## REQUIRED TASK:
Find the lines holding "planar" and copy them.

'''

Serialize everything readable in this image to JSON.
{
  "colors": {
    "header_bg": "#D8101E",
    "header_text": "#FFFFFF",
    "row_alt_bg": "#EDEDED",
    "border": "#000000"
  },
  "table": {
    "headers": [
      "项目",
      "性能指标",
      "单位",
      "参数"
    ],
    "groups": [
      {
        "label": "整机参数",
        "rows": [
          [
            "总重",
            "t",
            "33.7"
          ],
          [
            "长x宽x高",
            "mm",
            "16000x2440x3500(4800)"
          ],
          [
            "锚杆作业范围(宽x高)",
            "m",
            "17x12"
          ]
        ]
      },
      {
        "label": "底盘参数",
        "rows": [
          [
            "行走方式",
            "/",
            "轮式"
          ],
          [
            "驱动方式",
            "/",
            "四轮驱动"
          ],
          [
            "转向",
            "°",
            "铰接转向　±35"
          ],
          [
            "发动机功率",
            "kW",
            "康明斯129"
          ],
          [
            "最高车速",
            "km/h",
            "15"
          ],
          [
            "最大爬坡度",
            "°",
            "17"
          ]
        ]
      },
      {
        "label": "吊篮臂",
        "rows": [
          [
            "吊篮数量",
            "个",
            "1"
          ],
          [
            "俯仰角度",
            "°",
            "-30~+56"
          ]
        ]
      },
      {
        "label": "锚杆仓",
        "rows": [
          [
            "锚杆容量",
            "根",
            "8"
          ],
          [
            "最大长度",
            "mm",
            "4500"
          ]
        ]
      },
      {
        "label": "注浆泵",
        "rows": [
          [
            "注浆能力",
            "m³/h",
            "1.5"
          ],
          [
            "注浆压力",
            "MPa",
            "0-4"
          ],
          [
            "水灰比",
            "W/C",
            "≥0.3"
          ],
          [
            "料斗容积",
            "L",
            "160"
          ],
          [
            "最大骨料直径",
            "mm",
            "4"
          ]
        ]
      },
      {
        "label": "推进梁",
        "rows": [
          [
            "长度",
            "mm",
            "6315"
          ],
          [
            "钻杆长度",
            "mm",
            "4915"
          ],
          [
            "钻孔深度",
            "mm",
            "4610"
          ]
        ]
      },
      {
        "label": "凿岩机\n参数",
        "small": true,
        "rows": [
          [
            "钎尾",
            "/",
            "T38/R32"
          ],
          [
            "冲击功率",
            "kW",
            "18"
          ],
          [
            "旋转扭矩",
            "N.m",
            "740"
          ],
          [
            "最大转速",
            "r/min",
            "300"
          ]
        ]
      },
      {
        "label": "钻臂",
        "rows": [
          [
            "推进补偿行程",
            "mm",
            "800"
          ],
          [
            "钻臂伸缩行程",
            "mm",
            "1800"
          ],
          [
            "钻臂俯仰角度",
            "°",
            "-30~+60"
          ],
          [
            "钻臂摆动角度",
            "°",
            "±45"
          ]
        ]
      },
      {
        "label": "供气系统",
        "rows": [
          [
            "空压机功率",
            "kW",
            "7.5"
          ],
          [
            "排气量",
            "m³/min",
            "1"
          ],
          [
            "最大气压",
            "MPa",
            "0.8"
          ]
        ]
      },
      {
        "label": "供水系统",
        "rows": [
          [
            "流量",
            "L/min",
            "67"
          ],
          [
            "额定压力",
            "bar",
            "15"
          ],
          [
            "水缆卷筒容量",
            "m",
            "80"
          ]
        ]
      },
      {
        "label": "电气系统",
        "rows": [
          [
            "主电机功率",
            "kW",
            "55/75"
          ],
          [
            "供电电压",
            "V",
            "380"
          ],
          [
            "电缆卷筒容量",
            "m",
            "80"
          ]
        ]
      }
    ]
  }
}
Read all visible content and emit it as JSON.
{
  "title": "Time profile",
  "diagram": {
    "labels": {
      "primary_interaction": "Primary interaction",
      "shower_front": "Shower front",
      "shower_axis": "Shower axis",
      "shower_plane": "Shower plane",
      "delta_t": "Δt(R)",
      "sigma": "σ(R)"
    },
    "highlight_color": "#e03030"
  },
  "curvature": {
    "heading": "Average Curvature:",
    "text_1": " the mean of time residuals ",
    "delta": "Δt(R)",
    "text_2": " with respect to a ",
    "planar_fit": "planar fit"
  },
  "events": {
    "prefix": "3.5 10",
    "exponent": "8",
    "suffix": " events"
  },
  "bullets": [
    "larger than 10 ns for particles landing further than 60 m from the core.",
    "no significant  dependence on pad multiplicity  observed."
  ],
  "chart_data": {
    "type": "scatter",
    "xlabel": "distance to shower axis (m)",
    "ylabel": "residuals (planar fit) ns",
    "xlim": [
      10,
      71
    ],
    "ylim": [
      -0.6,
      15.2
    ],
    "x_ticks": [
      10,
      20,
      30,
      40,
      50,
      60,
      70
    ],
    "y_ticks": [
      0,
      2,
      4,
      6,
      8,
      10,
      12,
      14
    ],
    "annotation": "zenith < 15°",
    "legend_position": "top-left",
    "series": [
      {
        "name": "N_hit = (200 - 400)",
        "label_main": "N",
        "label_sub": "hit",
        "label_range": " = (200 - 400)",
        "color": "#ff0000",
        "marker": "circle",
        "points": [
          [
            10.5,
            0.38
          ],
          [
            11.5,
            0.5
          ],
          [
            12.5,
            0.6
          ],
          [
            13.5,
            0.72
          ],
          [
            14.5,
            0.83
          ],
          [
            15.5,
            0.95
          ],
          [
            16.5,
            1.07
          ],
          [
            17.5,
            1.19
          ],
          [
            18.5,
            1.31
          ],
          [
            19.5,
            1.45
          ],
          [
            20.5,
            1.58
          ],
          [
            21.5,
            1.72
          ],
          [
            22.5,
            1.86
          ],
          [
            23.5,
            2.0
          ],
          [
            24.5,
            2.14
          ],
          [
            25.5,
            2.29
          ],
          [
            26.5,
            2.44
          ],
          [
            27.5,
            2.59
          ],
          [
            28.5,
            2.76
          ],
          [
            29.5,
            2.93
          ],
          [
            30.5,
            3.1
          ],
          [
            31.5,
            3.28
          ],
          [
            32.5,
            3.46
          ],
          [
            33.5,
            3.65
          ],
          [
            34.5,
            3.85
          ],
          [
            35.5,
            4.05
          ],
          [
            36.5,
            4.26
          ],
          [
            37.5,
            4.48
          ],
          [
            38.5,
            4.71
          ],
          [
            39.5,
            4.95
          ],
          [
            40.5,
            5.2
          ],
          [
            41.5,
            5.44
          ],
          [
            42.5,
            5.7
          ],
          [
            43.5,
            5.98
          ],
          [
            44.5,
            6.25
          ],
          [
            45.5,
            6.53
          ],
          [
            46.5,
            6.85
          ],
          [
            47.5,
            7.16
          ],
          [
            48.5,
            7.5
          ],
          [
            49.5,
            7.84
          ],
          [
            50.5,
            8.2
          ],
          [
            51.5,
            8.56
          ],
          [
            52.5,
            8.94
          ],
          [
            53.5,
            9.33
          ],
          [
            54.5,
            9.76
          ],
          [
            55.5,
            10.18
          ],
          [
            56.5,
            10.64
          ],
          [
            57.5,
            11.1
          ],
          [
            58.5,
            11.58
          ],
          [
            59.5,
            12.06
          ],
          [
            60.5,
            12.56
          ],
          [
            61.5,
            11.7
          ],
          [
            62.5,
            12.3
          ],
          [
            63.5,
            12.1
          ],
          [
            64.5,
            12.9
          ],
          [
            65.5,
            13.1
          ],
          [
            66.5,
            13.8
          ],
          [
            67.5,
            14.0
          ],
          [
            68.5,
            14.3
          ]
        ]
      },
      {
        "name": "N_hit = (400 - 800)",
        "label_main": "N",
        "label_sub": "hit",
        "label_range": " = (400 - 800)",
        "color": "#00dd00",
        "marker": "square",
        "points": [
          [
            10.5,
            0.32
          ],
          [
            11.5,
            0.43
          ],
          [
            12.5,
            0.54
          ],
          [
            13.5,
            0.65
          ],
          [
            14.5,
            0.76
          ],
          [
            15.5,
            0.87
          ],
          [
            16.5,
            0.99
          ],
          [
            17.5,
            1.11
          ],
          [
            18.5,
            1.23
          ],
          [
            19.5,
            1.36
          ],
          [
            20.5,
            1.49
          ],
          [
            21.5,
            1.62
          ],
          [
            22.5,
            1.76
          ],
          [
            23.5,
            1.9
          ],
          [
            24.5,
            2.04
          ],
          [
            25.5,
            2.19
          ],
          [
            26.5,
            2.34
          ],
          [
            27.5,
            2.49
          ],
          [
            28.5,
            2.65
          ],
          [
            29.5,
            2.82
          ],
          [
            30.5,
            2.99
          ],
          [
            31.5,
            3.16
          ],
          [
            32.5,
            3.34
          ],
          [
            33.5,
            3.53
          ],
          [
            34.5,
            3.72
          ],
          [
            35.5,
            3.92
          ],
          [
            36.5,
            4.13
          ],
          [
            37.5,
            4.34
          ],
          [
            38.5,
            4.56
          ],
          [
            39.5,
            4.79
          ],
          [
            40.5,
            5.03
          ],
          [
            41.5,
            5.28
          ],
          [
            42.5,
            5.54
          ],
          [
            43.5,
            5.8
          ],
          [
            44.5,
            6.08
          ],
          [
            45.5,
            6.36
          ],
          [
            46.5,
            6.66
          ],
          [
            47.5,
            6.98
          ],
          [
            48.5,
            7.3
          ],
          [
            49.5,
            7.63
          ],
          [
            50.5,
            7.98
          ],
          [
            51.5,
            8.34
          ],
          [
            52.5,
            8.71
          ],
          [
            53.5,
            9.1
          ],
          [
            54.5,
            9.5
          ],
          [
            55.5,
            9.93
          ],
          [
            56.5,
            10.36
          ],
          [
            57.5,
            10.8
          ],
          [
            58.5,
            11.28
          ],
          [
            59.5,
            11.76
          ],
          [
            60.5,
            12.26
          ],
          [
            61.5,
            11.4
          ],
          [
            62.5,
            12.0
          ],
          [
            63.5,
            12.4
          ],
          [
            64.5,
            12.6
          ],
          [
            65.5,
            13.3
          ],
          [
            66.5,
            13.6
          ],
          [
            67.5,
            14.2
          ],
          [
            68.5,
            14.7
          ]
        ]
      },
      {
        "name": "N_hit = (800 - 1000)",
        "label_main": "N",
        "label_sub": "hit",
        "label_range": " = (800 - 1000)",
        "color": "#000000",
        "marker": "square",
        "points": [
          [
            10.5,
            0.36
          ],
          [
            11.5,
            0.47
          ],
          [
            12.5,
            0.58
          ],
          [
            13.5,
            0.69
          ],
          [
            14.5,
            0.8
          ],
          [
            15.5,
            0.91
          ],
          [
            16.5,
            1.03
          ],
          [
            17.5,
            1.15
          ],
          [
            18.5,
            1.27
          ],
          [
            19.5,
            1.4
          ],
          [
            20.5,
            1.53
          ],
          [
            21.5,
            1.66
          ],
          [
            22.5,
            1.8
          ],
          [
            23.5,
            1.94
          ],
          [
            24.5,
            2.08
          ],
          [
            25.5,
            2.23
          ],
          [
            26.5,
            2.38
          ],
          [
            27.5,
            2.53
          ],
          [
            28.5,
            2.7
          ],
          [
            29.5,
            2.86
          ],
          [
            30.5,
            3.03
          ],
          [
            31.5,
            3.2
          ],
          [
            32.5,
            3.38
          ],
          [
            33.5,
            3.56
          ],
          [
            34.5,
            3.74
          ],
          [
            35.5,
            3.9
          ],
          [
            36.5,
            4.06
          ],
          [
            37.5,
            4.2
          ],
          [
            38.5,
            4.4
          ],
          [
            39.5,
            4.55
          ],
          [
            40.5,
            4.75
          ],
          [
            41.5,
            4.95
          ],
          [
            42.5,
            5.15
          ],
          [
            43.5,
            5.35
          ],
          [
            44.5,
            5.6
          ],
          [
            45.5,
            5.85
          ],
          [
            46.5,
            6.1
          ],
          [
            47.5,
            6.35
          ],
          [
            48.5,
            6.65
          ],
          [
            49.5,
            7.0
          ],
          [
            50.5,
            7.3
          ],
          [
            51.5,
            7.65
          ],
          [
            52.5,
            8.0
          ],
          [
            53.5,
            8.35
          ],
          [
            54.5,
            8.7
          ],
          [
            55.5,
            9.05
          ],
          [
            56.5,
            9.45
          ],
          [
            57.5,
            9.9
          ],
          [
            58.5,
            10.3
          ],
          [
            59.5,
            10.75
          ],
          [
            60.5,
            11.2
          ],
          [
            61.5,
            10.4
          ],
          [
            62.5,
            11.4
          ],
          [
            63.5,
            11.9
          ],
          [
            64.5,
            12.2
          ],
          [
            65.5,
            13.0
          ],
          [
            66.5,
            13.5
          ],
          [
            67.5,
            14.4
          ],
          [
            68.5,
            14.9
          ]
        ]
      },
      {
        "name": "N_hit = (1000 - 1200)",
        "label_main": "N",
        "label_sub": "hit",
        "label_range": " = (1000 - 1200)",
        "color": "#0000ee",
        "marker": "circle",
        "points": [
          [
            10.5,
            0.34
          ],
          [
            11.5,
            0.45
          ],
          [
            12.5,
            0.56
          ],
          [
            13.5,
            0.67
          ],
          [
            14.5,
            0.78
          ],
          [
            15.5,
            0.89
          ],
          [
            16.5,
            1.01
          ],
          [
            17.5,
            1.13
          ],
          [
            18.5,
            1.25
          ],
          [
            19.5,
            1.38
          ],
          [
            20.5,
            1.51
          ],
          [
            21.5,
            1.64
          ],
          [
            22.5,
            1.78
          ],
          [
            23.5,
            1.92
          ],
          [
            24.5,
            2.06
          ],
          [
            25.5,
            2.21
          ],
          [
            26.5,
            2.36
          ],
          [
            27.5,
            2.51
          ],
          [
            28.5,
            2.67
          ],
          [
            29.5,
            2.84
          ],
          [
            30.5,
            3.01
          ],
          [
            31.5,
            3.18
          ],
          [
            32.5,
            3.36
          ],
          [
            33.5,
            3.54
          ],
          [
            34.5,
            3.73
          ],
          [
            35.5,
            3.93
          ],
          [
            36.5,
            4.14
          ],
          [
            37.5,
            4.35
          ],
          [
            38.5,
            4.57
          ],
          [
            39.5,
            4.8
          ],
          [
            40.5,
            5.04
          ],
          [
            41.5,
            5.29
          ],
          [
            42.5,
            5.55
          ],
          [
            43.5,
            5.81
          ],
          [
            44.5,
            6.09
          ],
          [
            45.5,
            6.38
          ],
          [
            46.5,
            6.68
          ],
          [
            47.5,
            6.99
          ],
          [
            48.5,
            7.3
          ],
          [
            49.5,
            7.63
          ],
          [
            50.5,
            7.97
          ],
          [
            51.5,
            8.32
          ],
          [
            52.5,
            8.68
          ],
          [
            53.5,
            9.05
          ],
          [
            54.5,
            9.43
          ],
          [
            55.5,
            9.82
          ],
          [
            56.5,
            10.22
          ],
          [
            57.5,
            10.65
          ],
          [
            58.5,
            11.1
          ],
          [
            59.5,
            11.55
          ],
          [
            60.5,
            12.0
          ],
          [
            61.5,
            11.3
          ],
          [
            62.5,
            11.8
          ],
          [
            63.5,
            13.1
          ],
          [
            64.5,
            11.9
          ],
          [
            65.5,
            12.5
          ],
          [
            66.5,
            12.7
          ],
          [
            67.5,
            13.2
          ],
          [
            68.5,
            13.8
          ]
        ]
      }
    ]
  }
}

'''

## COMPLETE RESPONSE:
    "planar_fit": "planar fit"
    "ylabel": "residuals (planar fit) ns",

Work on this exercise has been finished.